── Dataset records ──
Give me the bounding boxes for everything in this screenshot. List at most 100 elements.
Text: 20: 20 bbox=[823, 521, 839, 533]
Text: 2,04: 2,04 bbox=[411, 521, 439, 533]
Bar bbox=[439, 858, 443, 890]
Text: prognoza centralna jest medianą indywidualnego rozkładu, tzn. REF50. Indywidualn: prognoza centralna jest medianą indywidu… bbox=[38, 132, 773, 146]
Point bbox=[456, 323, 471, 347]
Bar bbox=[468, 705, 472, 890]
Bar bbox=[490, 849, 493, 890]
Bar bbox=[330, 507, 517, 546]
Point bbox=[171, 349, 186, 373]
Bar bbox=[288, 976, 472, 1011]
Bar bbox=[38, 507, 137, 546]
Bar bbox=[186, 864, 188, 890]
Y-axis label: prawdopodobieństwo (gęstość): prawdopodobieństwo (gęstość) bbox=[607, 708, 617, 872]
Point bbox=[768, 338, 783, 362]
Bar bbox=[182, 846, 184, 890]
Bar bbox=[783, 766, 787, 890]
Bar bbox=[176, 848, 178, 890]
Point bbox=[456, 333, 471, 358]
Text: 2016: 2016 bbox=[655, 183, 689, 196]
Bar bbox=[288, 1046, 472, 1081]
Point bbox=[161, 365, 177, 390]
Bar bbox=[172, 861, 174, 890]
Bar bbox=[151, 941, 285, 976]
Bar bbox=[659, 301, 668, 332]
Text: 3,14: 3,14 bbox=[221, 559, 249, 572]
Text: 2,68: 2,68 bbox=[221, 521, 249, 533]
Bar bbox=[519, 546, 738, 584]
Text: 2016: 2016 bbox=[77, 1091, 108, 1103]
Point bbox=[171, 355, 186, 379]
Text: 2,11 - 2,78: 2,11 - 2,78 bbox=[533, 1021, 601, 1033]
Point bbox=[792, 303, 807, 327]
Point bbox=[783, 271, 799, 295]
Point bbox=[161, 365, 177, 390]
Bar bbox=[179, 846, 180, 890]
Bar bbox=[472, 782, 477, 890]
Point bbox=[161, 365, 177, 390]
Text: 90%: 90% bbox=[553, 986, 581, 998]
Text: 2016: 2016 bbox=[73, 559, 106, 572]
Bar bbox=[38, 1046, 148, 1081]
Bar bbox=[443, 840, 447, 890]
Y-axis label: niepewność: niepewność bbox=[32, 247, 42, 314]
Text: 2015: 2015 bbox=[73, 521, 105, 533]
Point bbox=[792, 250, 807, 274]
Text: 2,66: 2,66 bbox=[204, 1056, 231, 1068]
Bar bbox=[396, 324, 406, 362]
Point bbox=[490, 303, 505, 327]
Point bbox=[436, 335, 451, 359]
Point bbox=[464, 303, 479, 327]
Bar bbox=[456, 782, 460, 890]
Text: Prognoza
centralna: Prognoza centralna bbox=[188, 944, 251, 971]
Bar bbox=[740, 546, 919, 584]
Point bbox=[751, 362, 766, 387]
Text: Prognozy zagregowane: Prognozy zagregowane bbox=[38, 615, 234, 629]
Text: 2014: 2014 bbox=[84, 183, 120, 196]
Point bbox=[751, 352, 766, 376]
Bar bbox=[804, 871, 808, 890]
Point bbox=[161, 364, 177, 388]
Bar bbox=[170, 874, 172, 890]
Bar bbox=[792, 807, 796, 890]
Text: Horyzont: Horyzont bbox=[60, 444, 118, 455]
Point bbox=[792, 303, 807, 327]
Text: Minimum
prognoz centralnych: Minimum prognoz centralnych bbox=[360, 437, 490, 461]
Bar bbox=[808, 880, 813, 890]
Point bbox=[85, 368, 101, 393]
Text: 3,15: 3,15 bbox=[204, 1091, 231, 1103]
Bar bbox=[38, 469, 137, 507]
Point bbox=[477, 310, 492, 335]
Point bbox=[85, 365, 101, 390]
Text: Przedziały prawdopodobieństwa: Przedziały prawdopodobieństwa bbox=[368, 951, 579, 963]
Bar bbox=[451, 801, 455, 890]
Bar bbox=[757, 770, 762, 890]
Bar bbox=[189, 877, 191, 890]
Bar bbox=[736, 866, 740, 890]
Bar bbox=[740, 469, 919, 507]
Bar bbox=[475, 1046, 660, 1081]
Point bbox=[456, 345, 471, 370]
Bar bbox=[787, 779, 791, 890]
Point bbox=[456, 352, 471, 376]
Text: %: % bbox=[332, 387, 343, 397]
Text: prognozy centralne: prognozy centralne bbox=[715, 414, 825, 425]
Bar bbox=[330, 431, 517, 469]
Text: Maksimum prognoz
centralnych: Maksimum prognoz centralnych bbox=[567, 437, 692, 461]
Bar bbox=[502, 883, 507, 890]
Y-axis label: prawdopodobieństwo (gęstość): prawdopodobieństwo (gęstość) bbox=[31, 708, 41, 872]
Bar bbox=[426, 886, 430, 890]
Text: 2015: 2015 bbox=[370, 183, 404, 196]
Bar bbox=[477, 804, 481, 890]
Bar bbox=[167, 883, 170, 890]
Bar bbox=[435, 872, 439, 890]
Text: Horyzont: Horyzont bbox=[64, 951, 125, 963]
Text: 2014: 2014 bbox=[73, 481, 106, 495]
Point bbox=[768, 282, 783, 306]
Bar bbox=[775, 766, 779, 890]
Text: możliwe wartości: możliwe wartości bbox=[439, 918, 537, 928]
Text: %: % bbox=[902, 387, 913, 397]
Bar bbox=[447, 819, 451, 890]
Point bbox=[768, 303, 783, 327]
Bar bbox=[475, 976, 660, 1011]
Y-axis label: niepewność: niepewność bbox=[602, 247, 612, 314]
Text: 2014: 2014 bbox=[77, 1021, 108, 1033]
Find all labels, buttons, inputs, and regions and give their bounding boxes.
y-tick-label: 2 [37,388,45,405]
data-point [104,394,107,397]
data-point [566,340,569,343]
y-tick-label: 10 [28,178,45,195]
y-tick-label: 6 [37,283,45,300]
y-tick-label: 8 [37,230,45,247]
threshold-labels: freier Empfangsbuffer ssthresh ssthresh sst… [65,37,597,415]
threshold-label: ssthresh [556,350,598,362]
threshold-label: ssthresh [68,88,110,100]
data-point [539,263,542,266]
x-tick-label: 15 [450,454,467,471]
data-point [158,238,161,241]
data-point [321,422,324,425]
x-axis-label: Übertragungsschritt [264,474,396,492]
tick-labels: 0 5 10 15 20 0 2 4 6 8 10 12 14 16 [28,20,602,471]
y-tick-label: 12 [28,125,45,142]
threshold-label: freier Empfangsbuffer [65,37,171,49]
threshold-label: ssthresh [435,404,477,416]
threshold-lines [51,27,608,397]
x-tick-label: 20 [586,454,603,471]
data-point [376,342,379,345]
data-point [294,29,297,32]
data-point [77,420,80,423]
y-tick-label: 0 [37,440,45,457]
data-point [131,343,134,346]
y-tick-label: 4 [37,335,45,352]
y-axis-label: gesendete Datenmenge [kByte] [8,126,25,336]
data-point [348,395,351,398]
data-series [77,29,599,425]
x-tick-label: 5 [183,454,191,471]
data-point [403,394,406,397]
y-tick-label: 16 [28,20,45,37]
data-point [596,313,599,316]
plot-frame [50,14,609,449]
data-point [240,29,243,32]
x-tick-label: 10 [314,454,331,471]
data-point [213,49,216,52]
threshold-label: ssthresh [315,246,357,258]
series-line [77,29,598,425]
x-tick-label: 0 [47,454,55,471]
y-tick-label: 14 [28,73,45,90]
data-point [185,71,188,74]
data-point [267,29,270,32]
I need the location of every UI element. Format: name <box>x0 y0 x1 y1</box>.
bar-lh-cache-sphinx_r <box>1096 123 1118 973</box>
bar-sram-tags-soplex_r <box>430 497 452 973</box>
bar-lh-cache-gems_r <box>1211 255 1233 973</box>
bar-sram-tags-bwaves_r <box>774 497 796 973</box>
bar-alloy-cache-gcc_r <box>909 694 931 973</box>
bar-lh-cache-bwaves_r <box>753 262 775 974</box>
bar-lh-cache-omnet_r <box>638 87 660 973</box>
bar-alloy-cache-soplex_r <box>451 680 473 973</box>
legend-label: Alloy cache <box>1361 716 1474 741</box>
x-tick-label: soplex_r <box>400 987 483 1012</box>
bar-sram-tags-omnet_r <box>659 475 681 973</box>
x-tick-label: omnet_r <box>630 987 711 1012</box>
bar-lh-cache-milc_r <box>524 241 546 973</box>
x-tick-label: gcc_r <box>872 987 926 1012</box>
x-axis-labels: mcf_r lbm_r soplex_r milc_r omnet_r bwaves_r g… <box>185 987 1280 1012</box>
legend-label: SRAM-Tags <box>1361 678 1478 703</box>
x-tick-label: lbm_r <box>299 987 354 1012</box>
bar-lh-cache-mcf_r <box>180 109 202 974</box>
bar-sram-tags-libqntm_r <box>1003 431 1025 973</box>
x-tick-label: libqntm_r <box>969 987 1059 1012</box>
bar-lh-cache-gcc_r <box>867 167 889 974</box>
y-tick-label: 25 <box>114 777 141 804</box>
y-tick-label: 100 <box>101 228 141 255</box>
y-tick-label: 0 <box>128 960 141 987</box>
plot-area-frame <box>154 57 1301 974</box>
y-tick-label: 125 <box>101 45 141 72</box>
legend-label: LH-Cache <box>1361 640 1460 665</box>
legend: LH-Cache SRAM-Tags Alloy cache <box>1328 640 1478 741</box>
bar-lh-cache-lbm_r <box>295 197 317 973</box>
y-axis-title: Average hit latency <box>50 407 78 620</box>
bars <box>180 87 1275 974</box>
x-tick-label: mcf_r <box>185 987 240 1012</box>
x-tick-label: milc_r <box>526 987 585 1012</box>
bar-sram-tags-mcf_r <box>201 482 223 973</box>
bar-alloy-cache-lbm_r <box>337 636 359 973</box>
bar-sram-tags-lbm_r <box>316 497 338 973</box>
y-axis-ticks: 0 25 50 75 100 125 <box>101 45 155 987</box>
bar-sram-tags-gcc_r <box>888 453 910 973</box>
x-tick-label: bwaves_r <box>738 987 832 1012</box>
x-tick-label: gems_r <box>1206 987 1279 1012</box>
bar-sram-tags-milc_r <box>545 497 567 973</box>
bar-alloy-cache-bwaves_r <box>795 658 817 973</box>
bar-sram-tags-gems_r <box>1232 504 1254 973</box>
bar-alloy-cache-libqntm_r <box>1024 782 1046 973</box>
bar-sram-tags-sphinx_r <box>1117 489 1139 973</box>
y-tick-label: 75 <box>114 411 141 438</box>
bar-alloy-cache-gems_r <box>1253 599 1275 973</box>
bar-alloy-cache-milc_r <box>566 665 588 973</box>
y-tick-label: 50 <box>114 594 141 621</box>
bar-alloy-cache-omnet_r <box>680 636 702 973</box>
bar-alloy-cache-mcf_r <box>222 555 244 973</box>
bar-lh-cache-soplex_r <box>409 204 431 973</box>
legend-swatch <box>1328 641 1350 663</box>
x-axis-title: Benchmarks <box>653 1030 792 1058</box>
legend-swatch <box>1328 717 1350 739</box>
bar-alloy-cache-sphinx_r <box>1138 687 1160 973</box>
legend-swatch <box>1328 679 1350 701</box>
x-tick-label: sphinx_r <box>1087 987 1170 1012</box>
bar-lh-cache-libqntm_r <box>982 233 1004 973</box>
───
→ **Required work**
Convert the lines from the first one through the line containing "Text: 2016: 2016 bbox=[77, 1091, 108, 1103]", inclusive, into a Markdown table with two columns, Row and Line. Number each row and skip blank lines.

→ **Answer to the task**
| Row | Line |
|---|---|
| 1 | Give me the bounding boxes for everything in this screenshot. List at most 100 elements. |
| 2 | Text: 20: 20 bbox=[823, 521, 839, 533] |
| 3 | Text: 2,04: 2,04 bbox=[411, 521, 439, 533] |
| 4 | Bar bbox=[439, 858, 443, 890] |
| 5 | Text: prognoza centralna jest medianą indywidualnego rozkładu, tzn. REF50. Indywidualn: prognoza centralna jest medianą indywidu… bbox=[38, 132, 773, 146] |
| 6 | Point bbox=[456, 323, 471, 347] |
| 7 | Bar bbox=[468, 705, 472, 890] |
| 8 | Bar bbox=[490, 849, 493, 890] |
| 9 | Bar bbox=[330, 507, 517, 546] |
| 10 | Point bbox=[171, 349, 186, 373] |
| 11 | Bar bbox=[288, 976, 472, 1011] |
| 12 | Bar bbox=[38, 507, 137, 546] |
| 13 | Bar bbox=[186, 864, 188, 890] |
| 14 | Y-axis label: prawdopodobieństwo (gęstość): prawdopodobieństwo (gęstość) bbox=[607, 708, 617, 872] |
| 15 | Point bbox=[768, 338, 783, 362] |
| 16 | Bar bbox=[182, 846, 184, 890] |
| 17 | Bar bbox=[783, 766, 787, 890] |
| 18 | Bar bbox=[176, 848, 178, 890] |
| 19 | Point bbox=[456, 333, 471, 358] |
| 20 | Text: 2016: 2016 bbox=[655, 183, 689, 196] |
| 21 | Bar bbox=[288, 1046, 472, 1081] |
| 22 | Point bbox=[161, 365, 177, 390] |
| 23 | Bar bbox=[172, 861, 174, 890] |
| 24 | Bar bbox=[151, 941, 285, 976] |
| 25 | Bar bbox=[659, 301, 668, 332] |
| 26 | Text: 3,14: 3,14 bbox=[221, 559, 249, 572] |
| 27 | Text: 2,68: 2,68 bbox=[221, 521, 249, 533] |
| 28 | Bar bbox=[519, 546, 738, 584] |
| 29 | Text: 2016: 2016 bbox=[77, 1091, 108, 1103] |